## START Exercise material

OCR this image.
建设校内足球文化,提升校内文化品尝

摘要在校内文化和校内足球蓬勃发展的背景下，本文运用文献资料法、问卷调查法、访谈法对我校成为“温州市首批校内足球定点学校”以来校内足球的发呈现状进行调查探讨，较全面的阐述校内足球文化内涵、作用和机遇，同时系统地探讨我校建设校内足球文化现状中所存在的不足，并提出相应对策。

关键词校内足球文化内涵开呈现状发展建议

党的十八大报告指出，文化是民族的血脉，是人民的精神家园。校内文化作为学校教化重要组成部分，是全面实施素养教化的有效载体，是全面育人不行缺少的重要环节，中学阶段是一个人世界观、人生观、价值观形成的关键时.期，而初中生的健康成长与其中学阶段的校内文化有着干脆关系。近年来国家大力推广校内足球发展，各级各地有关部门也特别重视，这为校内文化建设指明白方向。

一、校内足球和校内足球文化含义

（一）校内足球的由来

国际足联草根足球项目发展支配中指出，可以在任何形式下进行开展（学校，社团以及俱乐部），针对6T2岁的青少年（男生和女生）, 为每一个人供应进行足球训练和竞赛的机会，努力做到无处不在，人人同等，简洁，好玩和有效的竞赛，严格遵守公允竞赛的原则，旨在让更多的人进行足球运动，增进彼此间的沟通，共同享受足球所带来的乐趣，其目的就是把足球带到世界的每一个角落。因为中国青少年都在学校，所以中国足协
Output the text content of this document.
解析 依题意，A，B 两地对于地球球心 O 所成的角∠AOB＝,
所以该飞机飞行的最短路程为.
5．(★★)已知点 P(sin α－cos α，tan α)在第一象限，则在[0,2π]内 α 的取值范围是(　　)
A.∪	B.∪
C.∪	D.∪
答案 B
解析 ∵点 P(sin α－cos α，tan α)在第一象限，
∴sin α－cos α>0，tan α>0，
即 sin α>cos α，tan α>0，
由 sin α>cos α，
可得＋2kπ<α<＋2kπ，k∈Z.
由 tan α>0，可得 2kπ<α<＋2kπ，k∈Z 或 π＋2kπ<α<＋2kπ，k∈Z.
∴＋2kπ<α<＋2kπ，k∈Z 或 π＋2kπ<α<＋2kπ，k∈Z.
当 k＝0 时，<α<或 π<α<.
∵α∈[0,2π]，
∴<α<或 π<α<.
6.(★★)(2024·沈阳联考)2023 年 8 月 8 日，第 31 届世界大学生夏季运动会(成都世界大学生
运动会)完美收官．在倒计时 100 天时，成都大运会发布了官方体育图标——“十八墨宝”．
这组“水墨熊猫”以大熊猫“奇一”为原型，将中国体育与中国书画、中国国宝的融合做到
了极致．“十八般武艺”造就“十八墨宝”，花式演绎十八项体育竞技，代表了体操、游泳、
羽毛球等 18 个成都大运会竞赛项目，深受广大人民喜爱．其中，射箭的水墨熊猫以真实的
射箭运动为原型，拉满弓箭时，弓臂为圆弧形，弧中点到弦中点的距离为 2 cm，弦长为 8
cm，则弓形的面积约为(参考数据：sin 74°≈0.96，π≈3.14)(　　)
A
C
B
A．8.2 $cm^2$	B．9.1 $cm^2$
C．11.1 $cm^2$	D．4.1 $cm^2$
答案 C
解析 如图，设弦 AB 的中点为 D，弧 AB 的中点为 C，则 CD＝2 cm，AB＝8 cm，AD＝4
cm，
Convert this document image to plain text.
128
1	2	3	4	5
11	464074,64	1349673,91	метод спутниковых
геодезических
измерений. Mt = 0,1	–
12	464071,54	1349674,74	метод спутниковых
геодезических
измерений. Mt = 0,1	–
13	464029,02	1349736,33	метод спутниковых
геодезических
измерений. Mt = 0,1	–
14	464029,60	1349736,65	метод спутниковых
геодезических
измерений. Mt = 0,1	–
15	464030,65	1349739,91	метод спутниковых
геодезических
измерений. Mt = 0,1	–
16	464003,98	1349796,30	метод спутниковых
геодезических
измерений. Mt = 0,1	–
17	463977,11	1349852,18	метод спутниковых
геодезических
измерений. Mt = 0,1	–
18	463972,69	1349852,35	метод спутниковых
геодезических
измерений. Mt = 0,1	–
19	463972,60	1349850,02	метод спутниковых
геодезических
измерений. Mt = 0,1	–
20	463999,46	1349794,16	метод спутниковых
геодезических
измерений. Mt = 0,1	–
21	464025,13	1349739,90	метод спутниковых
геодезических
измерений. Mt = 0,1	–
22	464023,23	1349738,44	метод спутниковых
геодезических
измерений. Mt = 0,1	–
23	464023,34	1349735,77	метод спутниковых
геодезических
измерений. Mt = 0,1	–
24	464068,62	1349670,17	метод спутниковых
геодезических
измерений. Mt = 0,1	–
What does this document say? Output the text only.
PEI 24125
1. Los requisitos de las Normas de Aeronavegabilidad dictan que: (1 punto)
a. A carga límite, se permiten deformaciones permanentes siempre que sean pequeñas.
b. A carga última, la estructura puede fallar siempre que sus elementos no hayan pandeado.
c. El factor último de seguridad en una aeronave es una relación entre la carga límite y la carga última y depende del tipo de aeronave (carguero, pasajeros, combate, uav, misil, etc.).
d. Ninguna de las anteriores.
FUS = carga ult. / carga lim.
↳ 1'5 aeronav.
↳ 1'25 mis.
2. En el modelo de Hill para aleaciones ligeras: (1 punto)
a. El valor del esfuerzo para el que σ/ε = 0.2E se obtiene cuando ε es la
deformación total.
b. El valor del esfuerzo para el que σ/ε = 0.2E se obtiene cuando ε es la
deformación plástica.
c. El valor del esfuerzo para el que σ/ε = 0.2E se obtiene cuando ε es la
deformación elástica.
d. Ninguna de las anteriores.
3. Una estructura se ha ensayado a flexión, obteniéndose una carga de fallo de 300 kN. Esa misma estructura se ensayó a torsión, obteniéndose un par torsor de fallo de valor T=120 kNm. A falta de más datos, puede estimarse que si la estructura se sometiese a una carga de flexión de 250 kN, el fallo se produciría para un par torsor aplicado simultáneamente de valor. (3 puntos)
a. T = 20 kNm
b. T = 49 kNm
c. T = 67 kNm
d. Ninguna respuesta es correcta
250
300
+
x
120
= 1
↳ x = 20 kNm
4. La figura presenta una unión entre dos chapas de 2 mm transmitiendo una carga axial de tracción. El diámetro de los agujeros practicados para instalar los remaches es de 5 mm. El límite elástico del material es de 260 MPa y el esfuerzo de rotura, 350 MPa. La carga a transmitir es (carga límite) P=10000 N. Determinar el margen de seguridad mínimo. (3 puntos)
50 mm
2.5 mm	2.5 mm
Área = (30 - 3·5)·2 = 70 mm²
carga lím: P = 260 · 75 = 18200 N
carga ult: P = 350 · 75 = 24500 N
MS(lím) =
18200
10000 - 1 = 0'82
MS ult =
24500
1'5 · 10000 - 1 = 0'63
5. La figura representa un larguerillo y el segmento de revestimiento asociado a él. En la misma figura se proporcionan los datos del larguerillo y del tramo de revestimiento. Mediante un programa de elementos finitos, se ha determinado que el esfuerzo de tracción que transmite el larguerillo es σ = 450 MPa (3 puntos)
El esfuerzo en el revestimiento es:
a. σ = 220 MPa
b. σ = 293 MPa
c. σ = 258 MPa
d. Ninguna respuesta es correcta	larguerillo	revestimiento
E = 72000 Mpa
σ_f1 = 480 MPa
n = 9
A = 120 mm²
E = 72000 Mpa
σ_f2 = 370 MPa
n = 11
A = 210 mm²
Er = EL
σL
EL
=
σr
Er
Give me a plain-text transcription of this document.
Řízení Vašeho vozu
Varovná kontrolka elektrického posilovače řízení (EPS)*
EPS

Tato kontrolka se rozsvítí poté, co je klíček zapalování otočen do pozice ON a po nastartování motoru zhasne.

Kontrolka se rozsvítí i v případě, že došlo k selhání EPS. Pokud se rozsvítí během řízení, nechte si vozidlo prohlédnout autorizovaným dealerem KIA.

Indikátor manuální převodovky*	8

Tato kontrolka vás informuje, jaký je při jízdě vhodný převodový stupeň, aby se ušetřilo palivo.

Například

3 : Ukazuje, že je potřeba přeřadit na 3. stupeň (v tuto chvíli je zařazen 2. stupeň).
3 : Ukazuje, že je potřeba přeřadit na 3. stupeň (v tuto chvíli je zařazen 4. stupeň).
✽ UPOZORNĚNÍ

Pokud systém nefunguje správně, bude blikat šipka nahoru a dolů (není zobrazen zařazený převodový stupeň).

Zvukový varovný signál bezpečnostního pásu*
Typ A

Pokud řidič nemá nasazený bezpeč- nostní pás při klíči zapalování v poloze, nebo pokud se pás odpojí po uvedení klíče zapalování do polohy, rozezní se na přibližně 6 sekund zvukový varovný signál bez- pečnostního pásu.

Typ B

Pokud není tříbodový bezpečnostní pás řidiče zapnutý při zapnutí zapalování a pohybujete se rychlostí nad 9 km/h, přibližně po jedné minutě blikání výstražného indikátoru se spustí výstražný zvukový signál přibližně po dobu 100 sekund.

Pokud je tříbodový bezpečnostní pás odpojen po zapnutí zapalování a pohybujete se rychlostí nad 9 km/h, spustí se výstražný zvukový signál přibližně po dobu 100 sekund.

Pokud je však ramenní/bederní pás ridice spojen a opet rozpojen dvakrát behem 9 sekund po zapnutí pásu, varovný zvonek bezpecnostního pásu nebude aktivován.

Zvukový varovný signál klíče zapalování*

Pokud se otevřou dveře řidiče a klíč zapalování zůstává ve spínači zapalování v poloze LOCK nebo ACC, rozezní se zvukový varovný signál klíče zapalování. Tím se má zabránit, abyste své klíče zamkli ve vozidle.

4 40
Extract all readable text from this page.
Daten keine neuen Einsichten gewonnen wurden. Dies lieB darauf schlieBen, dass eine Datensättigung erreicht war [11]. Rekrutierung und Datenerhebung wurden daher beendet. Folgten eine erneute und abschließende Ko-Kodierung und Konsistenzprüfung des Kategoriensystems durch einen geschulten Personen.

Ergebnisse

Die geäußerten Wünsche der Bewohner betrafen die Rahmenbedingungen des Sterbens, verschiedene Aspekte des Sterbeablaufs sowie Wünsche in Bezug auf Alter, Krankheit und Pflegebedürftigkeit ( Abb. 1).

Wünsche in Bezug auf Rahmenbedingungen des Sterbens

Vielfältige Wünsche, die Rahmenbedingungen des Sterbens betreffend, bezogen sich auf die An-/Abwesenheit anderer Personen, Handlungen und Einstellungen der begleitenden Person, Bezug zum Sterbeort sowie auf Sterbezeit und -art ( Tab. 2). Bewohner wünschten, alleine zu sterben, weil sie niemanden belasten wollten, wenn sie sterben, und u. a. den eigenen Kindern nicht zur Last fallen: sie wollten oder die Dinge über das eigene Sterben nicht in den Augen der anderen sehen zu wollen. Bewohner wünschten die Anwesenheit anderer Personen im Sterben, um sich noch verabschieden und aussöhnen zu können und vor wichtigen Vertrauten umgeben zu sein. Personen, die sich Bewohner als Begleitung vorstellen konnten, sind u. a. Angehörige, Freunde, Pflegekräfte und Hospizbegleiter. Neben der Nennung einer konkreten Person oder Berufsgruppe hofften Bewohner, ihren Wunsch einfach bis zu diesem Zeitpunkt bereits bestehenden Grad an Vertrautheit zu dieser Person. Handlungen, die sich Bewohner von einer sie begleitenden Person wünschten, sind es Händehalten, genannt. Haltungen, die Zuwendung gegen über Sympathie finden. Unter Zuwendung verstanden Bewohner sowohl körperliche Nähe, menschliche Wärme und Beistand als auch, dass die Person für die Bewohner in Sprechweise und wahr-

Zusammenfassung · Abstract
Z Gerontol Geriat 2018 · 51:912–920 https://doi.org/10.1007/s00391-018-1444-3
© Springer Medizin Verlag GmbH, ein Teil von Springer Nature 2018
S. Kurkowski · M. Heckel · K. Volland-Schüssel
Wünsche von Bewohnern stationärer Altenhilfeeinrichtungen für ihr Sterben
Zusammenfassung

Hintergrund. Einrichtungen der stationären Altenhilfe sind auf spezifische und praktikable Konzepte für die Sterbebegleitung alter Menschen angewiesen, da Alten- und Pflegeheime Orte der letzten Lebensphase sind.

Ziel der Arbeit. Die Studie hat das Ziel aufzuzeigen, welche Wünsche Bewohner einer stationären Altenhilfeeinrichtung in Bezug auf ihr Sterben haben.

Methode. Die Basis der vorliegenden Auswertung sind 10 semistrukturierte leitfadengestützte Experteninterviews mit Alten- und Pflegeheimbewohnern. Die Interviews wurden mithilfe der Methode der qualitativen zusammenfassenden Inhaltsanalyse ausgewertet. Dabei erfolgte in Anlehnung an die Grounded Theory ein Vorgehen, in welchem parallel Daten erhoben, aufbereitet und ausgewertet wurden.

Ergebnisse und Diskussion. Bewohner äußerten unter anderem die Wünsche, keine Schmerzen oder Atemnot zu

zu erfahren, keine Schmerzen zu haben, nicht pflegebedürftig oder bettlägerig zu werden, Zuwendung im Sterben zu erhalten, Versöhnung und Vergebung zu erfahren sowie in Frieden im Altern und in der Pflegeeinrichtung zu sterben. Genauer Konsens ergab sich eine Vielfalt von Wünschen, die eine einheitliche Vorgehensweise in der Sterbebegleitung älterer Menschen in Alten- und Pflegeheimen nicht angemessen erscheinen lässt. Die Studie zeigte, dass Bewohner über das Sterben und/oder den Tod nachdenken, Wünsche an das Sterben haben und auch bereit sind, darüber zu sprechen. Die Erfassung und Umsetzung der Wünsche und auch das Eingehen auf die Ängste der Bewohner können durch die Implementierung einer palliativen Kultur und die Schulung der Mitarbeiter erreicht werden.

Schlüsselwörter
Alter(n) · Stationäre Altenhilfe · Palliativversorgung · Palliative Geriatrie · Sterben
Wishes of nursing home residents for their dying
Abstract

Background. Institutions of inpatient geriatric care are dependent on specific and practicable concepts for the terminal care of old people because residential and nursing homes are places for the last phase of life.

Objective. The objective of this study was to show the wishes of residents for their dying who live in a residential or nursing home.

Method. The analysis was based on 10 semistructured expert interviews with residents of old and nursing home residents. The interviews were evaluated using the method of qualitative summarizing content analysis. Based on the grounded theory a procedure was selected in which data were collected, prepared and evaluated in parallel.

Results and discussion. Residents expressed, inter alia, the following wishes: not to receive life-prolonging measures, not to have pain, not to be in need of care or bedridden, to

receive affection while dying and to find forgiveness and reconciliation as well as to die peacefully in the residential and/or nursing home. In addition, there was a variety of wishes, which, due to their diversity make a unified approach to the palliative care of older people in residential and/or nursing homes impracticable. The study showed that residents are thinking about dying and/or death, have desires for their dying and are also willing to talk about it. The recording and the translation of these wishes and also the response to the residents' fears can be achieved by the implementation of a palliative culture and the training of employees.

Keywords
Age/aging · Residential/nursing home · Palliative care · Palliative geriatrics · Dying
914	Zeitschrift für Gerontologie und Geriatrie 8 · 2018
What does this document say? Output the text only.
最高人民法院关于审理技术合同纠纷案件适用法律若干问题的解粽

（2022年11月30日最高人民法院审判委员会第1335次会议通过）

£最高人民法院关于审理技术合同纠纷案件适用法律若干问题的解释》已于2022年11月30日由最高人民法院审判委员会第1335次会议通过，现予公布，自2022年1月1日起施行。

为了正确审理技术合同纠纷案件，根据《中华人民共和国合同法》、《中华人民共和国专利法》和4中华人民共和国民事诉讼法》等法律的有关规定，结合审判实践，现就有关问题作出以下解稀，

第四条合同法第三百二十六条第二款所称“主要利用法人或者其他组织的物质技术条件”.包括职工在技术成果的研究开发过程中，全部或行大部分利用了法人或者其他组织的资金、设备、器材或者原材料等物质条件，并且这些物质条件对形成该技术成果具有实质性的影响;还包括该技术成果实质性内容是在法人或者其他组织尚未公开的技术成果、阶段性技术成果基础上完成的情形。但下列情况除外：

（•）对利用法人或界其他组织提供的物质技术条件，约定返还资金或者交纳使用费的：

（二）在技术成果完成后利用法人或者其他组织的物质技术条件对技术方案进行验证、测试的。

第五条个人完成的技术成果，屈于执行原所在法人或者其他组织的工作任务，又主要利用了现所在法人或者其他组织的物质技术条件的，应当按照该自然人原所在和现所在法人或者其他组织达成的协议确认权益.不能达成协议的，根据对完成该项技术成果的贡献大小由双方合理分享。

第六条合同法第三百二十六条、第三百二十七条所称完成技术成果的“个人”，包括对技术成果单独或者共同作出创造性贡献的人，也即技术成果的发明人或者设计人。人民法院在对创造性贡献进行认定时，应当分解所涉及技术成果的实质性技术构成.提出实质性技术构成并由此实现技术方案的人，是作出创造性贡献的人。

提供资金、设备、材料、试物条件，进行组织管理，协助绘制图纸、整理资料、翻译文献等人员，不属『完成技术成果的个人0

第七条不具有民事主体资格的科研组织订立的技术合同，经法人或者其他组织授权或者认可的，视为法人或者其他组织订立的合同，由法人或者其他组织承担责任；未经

## END Exercise material

What you are asked to do » From the records above, pick out and copy each line holding the word "Ninguna".

Written response »
d. Ninguna de las anteriores.
d. Ninguna de las anteriores.
d. Ninguna respuesta es correcta
d. Ninguna respuesta es correcta	larguerillo	revestimiento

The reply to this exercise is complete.